Source records -
↓↓↓
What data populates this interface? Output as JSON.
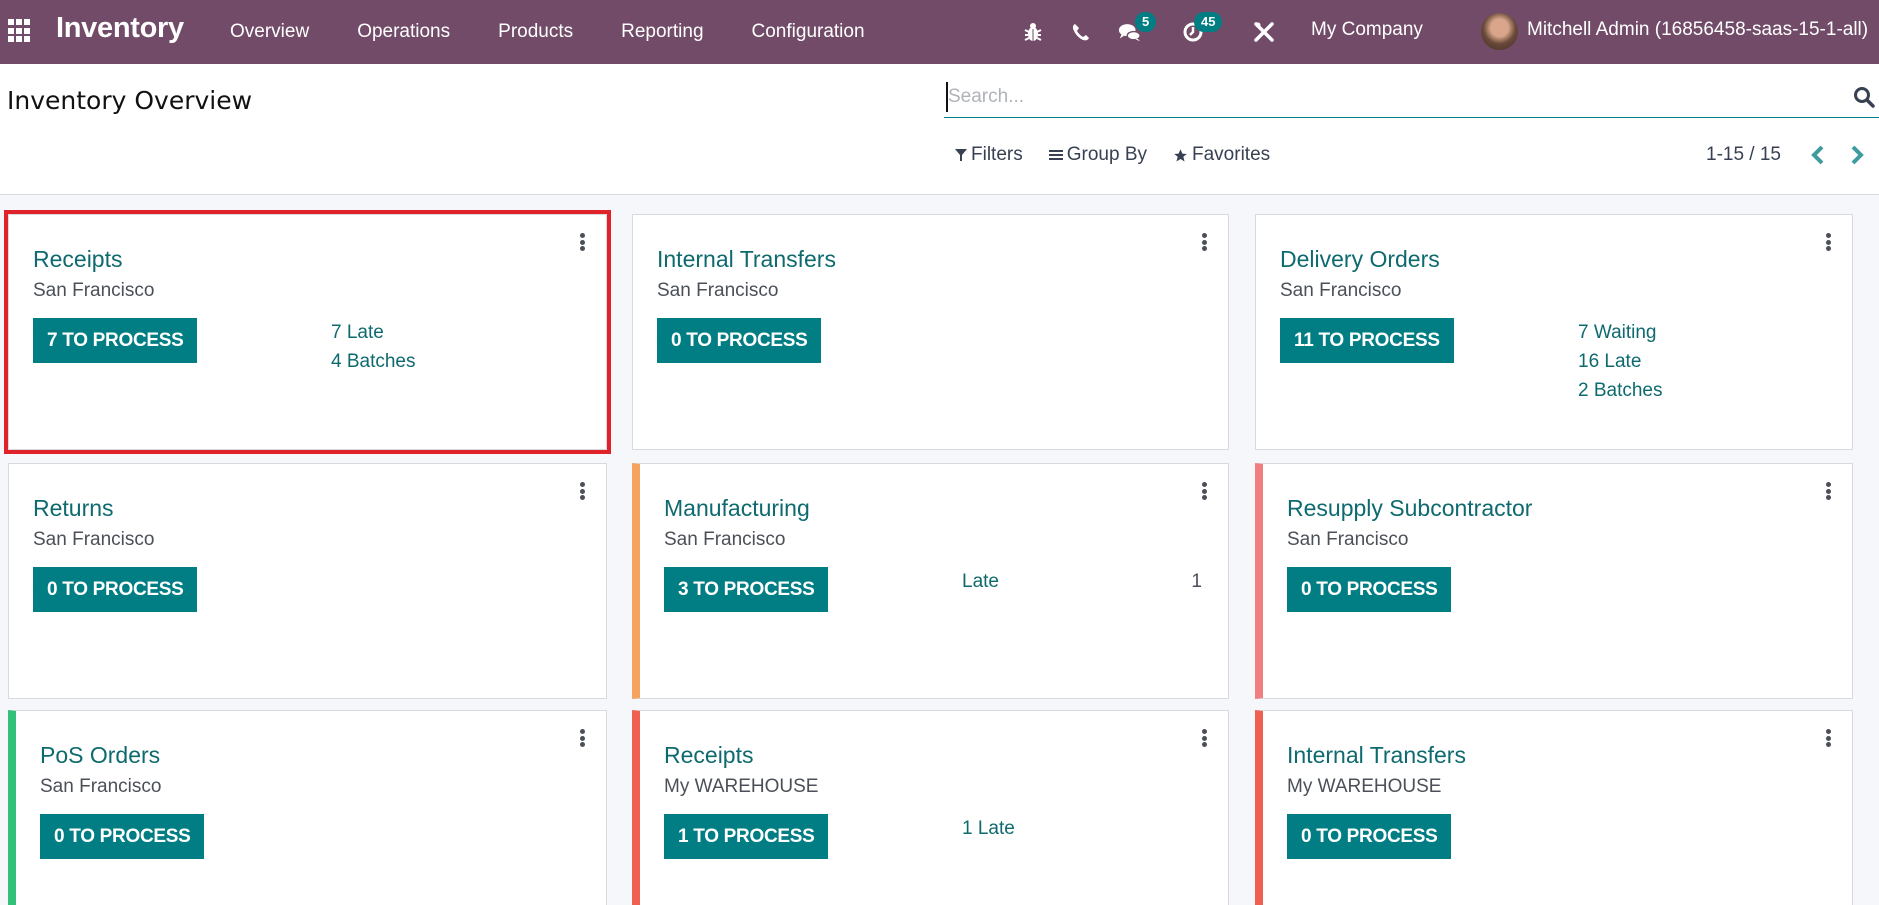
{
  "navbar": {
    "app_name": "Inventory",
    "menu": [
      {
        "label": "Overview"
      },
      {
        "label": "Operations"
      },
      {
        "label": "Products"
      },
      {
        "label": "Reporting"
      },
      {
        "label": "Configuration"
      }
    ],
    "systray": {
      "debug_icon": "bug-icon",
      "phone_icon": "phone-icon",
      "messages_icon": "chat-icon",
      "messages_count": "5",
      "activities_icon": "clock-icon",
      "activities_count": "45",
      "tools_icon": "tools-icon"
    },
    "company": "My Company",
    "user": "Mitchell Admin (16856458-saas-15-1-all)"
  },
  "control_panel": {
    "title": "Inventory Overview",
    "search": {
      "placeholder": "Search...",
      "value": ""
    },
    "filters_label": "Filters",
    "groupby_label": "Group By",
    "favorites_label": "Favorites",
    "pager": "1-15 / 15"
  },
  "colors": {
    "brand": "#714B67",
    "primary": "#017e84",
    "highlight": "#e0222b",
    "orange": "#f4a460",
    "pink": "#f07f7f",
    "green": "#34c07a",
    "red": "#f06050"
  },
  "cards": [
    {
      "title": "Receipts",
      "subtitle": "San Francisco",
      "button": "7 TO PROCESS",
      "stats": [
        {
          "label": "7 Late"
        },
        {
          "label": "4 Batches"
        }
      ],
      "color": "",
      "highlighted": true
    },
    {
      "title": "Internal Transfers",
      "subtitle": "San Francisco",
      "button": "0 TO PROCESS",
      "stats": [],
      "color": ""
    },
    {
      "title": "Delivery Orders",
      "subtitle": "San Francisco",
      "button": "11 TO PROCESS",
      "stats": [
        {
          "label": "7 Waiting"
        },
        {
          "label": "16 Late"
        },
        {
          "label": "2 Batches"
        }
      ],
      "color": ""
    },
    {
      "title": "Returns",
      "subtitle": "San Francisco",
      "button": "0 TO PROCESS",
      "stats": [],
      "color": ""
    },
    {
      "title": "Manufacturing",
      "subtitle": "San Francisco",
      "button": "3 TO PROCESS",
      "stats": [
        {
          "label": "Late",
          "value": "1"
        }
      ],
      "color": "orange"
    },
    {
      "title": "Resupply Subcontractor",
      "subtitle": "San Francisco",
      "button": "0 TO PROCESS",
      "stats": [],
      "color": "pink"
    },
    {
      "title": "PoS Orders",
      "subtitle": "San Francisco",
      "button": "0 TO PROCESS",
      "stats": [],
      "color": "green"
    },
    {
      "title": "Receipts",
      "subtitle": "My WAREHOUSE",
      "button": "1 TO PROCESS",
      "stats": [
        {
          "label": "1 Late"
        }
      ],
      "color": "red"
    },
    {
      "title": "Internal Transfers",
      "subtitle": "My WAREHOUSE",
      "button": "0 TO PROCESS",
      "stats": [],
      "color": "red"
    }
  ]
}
↑↑↑
↓↓↓
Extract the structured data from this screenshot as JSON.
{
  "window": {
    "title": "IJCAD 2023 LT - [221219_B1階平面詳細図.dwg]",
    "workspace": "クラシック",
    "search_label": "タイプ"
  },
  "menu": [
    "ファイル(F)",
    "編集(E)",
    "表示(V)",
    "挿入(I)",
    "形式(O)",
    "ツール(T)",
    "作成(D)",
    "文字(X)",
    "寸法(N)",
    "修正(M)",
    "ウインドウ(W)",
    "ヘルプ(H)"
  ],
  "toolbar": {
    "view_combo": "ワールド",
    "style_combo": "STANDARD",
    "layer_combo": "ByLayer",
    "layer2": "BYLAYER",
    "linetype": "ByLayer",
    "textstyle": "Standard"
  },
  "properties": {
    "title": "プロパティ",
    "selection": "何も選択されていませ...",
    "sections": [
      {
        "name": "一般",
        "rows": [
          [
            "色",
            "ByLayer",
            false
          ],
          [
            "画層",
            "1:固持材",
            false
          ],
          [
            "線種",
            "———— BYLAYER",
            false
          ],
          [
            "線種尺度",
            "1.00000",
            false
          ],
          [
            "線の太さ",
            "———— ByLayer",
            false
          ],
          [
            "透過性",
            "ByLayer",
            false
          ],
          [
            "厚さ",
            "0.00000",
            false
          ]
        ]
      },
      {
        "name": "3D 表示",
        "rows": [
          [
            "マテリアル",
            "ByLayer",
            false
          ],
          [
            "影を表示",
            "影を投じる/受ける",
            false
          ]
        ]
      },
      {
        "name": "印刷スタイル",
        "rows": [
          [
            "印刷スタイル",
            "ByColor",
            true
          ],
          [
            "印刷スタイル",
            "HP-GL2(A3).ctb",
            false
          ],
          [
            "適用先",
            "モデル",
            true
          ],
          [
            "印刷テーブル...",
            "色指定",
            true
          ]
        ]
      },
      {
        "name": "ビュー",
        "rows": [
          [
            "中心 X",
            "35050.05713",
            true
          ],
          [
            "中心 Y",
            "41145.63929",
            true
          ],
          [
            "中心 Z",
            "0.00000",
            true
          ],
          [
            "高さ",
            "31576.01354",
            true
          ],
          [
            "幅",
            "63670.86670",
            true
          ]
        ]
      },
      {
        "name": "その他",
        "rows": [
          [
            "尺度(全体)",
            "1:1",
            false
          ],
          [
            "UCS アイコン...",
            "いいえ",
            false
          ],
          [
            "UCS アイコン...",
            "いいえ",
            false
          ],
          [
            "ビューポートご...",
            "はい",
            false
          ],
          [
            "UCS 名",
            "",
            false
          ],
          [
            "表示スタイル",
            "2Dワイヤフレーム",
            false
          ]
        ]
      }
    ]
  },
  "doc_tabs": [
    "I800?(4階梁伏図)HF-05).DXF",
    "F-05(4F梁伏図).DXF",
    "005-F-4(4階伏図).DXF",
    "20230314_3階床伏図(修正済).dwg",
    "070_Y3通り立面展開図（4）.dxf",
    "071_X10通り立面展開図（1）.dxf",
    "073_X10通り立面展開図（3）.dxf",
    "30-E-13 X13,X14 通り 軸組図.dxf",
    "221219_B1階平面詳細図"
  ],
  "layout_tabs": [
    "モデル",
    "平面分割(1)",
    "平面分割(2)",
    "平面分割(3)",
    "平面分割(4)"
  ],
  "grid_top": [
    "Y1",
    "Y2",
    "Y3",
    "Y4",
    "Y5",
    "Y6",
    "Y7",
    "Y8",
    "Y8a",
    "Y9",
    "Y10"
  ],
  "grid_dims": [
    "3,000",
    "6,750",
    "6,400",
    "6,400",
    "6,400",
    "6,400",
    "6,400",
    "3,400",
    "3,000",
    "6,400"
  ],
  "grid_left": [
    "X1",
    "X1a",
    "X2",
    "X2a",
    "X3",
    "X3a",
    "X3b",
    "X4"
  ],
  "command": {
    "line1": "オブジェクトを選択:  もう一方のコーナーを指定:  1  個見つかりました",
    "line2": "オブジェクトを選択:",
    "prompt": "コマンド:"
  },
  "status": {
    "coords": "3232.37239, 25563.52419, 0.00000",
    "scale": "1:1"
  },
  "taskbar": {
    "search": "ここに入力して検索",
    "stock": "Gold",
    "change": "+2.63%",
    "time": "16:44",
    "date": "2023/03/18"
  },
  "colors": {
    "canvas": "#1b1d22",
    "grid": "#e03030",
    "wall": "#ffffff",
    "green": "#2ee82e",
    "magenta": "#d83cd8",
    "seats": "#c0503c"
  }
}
↑↑↑
WHAT YOU NEED TO DO - Make a list of all lines in the data that contain "オブジェクトを選択".

CORRECT ANSWER -
    "line1": "オブジェクトを選択:  もう一方のコーナーを指定:  1  個見つかりました",
    "line2": "オブジェクトを選択:",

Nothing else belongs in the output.